=== Raw records ===
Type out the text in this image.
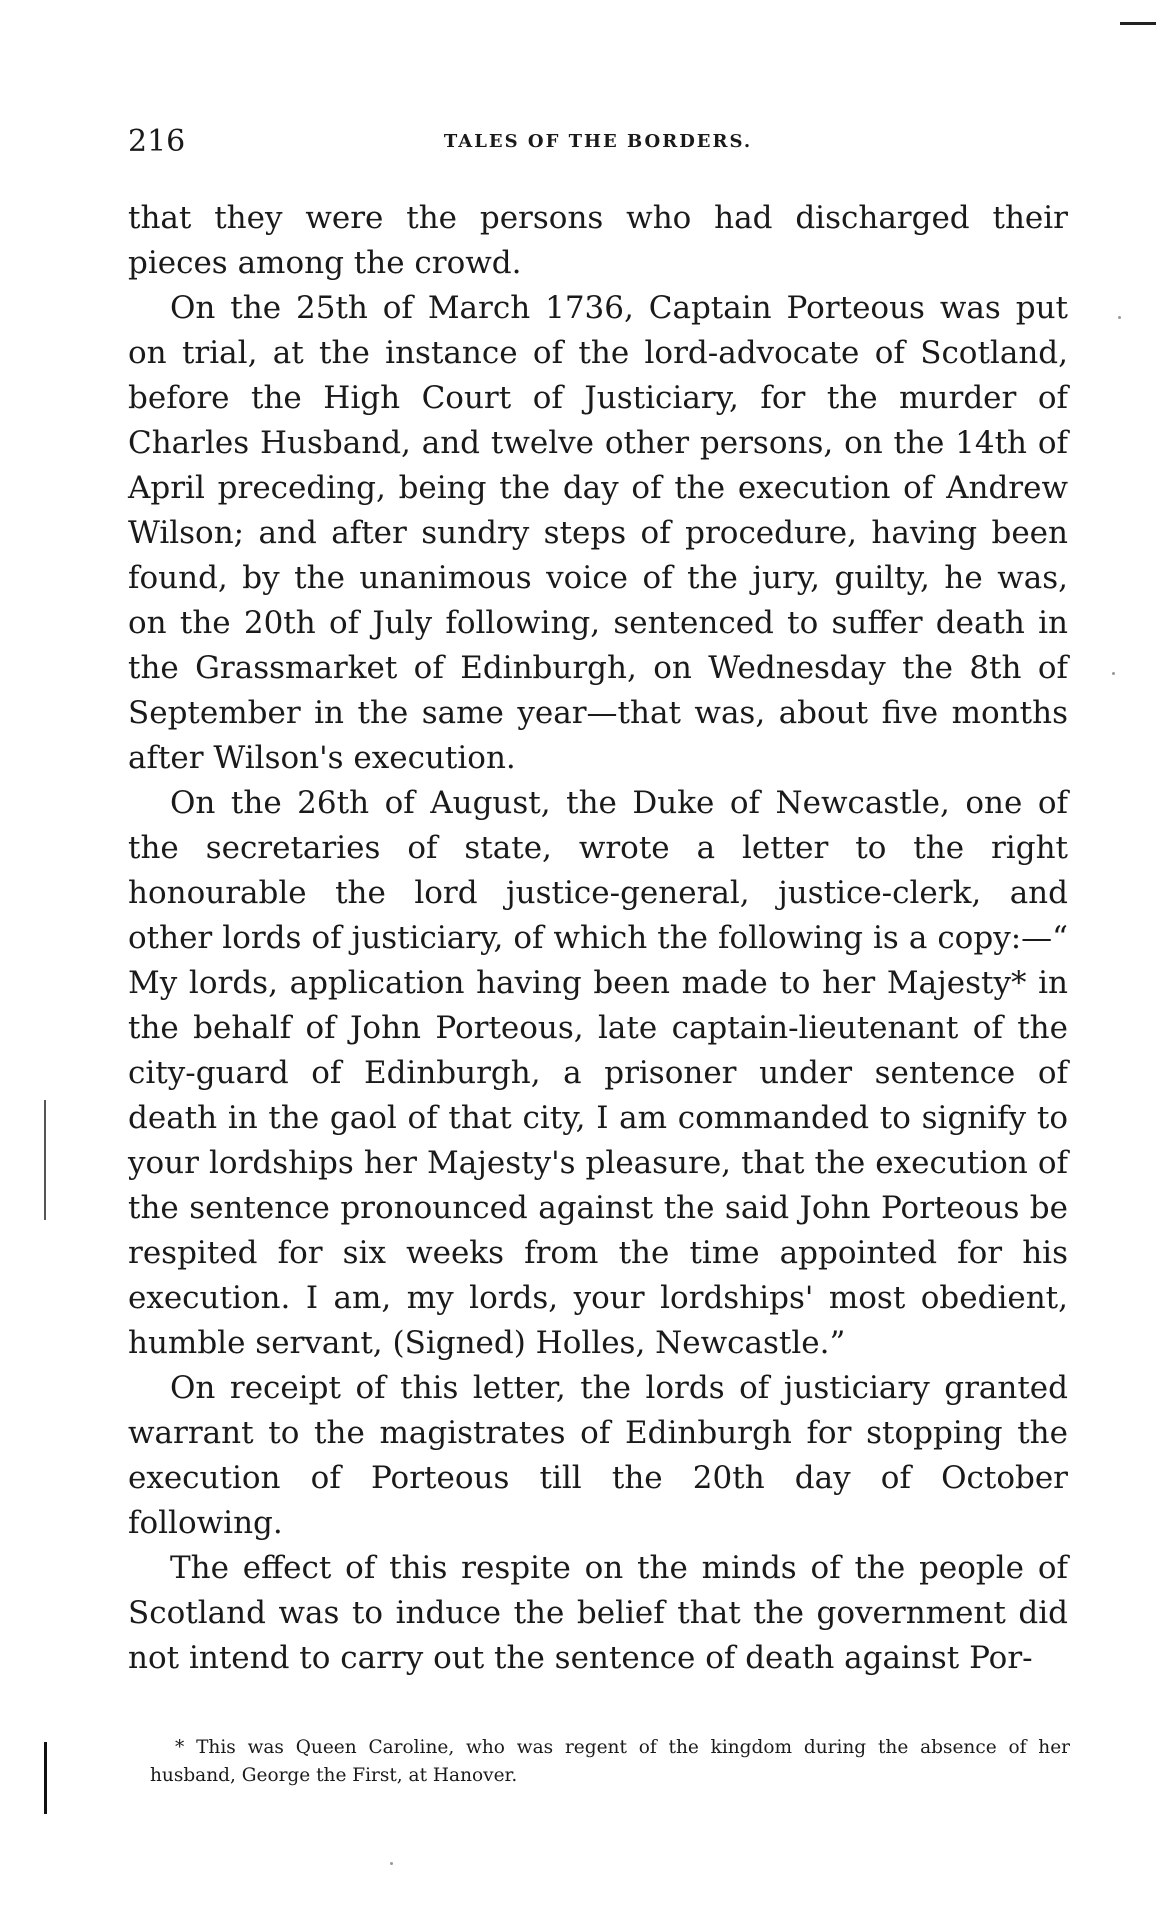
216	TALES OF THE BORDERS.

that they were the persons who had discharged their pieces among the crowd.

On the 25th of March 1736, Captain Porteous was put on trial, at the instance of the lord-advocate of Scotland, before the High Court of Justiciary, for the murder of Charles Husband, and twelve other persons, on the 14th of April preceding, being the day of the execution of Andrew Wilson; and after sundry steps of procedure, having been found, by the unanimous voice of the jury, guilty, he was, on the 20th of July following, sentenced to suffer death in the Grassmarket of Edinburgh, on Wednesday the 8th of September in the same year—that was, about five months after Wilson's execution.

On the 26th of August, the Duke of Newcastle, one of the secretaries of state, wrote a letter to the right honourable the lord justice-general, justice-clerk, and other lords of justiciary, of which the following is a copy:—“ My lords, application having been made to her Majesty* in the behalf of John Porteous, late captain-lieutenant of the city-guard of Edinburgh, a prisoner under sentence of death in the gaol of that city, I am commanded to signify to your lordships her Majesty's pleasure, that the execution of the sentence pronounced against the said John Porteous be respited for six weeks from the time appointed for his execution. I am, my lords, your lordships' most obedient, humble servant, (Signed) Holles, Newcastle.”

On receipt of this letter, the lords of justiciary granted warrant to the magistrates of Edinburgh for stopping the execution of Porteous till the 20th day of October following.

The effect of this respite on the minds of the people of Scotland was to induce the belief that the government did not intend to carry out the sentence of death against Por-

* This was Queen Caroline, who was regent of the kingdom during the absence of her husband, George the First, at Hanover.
===
* **Set task**:
All of the data above should be transcribed verbatim, with pictures omitted.

* **Task response**:
Type out the text in this image.
216	TALES OF THE BORDERS.

that they were the persons who had discharged their pieces among the crowd.

On the 25th of March 1736, Captain Porteous was put on trial, at the instance of the lord-advocate of Scotland, before the High Court of Justiciary, for the murder of Charles Husband, and twelve other persons, on the 14th of April preceding, being the day of the execution of Andrew Wilson; and after sundry steps of procedure, having been found, by the unanimous voice of the jury, guilty, he was, on the 20th of July following, sentenced to suffer death in the Grassmarket of Edinburgh, on Wednesday the 8th of September in the same year—that was, about five months after Wilson's execution.

On the 26th of August, the Duke of Newcastle, one of the secretaries of state, wrote a letter to the right honourable the lord justice-general, justice-clerk, and other lords of justiciary, of which the following is a copy:—“ My lords, application having been made to her Majesty* in the behalf of John Porteous, late captain-lieutenant of the city-guard of Edinburgh, a prisoner under sentence of death in the gaol of that city, I am commanded to signify to your lordships her Majesty's pleasure, that the execution of the sentence pronounced against the said John Porteous be respited for six weeks from the time appointed for his execution. I am, my lords, your lordships' most obedient, humble servant, (Signed) Holles, Newcastle.”

On receipt of this letter, the lords of justiciary granted warrant to the magistrates of Edinburgh for stopping the execution of Porteous till the 20th day of October following.

The effect of this respite on the minds of the people of Scotland was to induce the belief that the government did not intend to carry out the sentence of death against Por-

* This was Queen Caroline, who was regent of the kingdom during the absence of her husband, George the First, at Hanover.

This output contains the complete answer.